Data lines =>
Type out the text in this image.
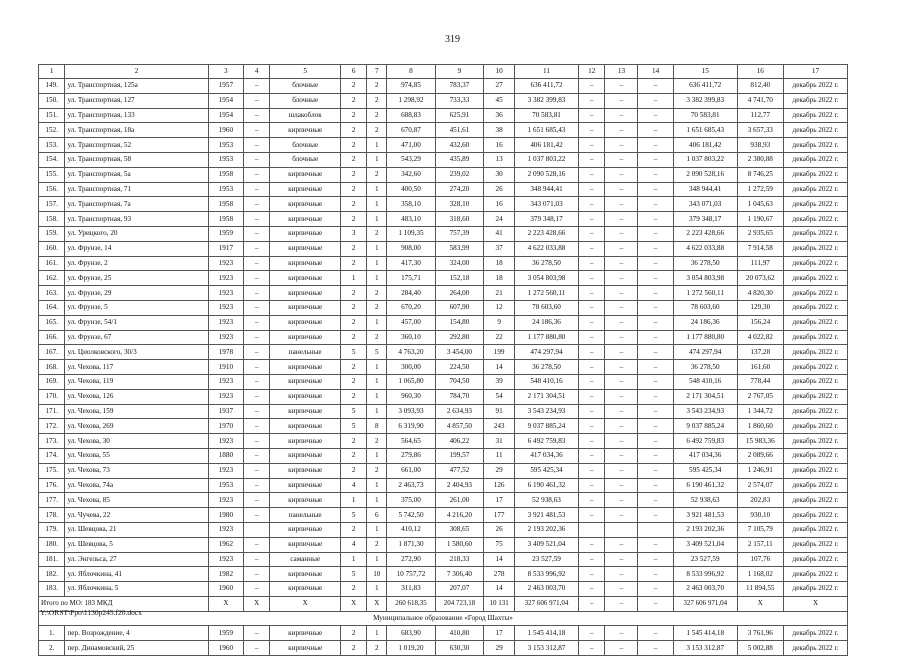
319
1	2	3	4	5	6	7	8	9	10	11	12	13	14	15	16	17
149.	ул. Транспортная, 125а	1957	–	блочные	2	2	974,85	783,37	27	636 411,72	–	–	–	636 411,72	812,40	декабрь 2022 г.
150.	ул. Транспортная, 127	1954	–	блочные	2	2	1 298,92	733,33	45	3 382 399,83	–	–	–	3 382 399,83	4 741,70	декабрь 2022 г.
151.	ул. Транспортная, 133	1954	–	шлакоблок	2	2	688,83	625,91	36	70 583,81	–	–	–	70 583,81	112,77	декабрь 2022 г.
152.	ул. Транспортная, 18а	1960	–	кирпичные	2	2	670,87	451,61	38	1 651 685,43	–	–	–	1 651 685,43	3 657,33	декабрь 2022 г.
153.	ул. Транспортная, 52	1953	–	блочные	2	1	471,00	432,60	16	406 181,42	–	–	–	406 181,42	938,93	декабрь 2022 г.
154.	ул. Транспортная, 58	1953	–	блочные	2	1	543,29	435,89	13	1 037 803,22	–	–	–	1 037 803,22	2 380,88	декабрь 2022 г.
155.	ул. Транспортная, 5а	1958	–	кирпичные	2	2	342,60	239,02	30	2 090 528,16	–	–	–	2 090 528,16	8 746,25	декабрь 2022 г.
156.	ул. Транспортная, 71	1953	–	кирпичные	2	1	400,50	274,20	26	348 944,41	–	–	–	348 944,41	1 272,59	декабрь 2022 г.
157.	ул. Транспортная, 7а	1958	–	кирпичные	2	1	358,10	328,10	16	343 071,03	–	–	–	343 071,03	1 045,63	декабрь 2022 г.
158.	ул. Транспортная, 93	1958	–	кирпичные	2	1	483,10	318,60	24	379 348,17	–	–	–	379 348,17	1 190,67	декабрь 2022 г.
159.	ул. Урицкого, 20	1959	–	кирпичные	3	2	1 109,35	757,39	41	2 223 428,66	–	–	–	2 223 428,66	2 935,65	декабрь 2022 г.
160.	ул. Фрунзе, 14	1917	–	кирпичные	2	1	908,00	583,99	37	4 622 033,88	–	–	–	4 622 033,88	7 914,58	декабрь 2022 г.
161.	ул. Фрунзе, 2	1923	–	кирпичные	2	1	417,30	324,00	18	36 278,50	–	–	–	36 278,50	111,97	декабрь 2022 г.
162.	ул. Фрунзе, 25	1923	–	кирпичные	1	1	175,71	152,18	18	3 054 803,98	–	–	–	3 054 803,98	20 073,62	декабрь 2022 г.
163.	ул. Фрунзе, 29	1923	–	кирпичные	2	2	284,40	264,00	21	1 272 560,11	–	–	–	1 272 560,11	4 820,30	декабрь 2022 г.
164.	ул. Фрунзе, 5	1923	–	кирпичные	2	2	670,20	607,90	12	78 603,60	–	–	–	78 603,60	129,30	декабрь 2022 г.
165.	ул. Фрунзе, 54/1	1923	–	кирпичные	2	1	457,00	154,80	9	24 186,36	–	–	–	24 186,36	156,24	декабрь 2022 г.
166.	ул. Фрунзе, 67	1923	–	кирпичные	2	2	360,10	292,80	22	1 177 880,80	–	–	–	1 177 880,80	4 022,82	декабрь 2022 г.
167.	ул. Циолковского, 30/3	1978	–	панельные	5	5	4 763,20	3 454,00	199	474 297,94	–	–	–	474 297,94	137,28	декабрь 2022 г.
168.	ул. Чехова, 117	1910	–	кирпичные	2	1	300,00	224,50	14	36 278,50	–	–	–	36 278,50	161,60	декабрь 2022 г.
169.	ул. Чехова, 119	1923	–	кирпичные	2	1	1 065,80	704,50	39	548 410,16	–	–	–	548 410,16	778,44	декабрь 2022 г.
170.	ул. Чехова, 126	1923	–	кирпичные	2	1	960,30	784,70	54	2 171 304,51	–	–	–	2 171 304,51	2 767,05	декабрь 2022 г.
171.	ул. Чехова, 159	1937	–	кирпичные	5	1	3 093,93	2 634,93	91	3 543 234,93	–	–	–	3 543 234,93	1 344,72	декабрь 2022 г.
172.	ул. Чехова, 269	1970	–	кирпичные	5	8	6 319,90	4 857,50	243	9 037 885,24	–	–	–	9 037 885,24	1 860,60	декабрь 2022 г.
173.	ул. Чехова, 30	1923	–	кирпичные	2	2	564,65	406,22	31	6 492 759,83	–	–	–	6 492 759,83	15 983,36	декабрь 2022 г.
174.	ул. Чехова, 55	1880	–	кирпичные	2	1	279,86	199,57	11	417 034,36	–	–	–	417 034,36	2 089,66	декабрь 2022 г.
175.	ул. Чехова, 73	1923	–	кирпичные	2	2	661,00	477,52	29	595 425,34	–	–	–	595 425,34	1 246,91	декабрь 2022 г.
176.	ул. Чехова, 74а	1953	–	кирпичные	4	1	2 463,73	2 404,93	126	6 190 461,32	–	–	–	6 190 461,32	2 574,07	декабрь 2022 г.
177.	ул. Чехова, 85	1923	–	кирпичные	1	1	375,00	261,00	17	52 938,63	–	–	–	52 938,63	202,83	декабрь 2022 г.
178.	ул. Чучева, 22	1980	–	панельные	5	6	5 742,50	4 216,20	177	3 921 481,53	–	–	–	3 921 481,53	930,10	декабрь 2022 г.
179.	ул. Шевцова, 21	1923		кирпичные	2	1	410,12	308,65	26	2 193 202,36				2 193 202,36	7 105,79	декабрь 2022 г.
180.	ул. Шевцова, 5	1962	–	кирпичные	4	2	1 871,30	1 580,60	75	3 409 521,04	–	–	–	3 409 521,04	2 157,11	декабрь 2022 г.
181.	ул. Энгельса, 27	1923	–	саманные	1	1	272,90	218,33	14	23 527,59	–	–	–	23 527,59	107,76	декабрь 2022 г.
182.	ул. Яблочкина, 41	1982	–	кирпичные	5	10	10 757,72	7 306,40	278	8 533 996,92	–	–	–	8 533 996,92	1 168,02	декабрь 2022 г.
183.	ул. Яблочкина, 5	1960	–	кирпичные	2	1	311,83	207,07	14	2 463 003,70	–	–	–	2 463 003,70	11 894,55	декабрь 2022 г.
Итого по МО: 183 МКД		X	X	X	X	X	260 618,35	204 723,18	10 131	327 606 971,04	–	–	–	327 606 971,04	X	X
Муниципальное образование «Город Шахты»																
1.	пер. Возрождение, 4	1959	–	кирпичные	2	1	683,90	410,80	17	1 545 414,18	–	–	–	1 545 414,18	3 761,96	декабрь 2022 г.
2.	пер. Динамовский, 25	1960	–	кирпичные	2	2	1 019,20	630,30	29	3 153 312,87	–	–	–	3 153 312,87	5 002,88	декабрь 2022 г.
Y:\ORST\Ppo\1130p245.f20.docx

Task description =>
Look through the records above and report how many lines hold the word "Транспортная", giving only the number.

Exercise response =>
10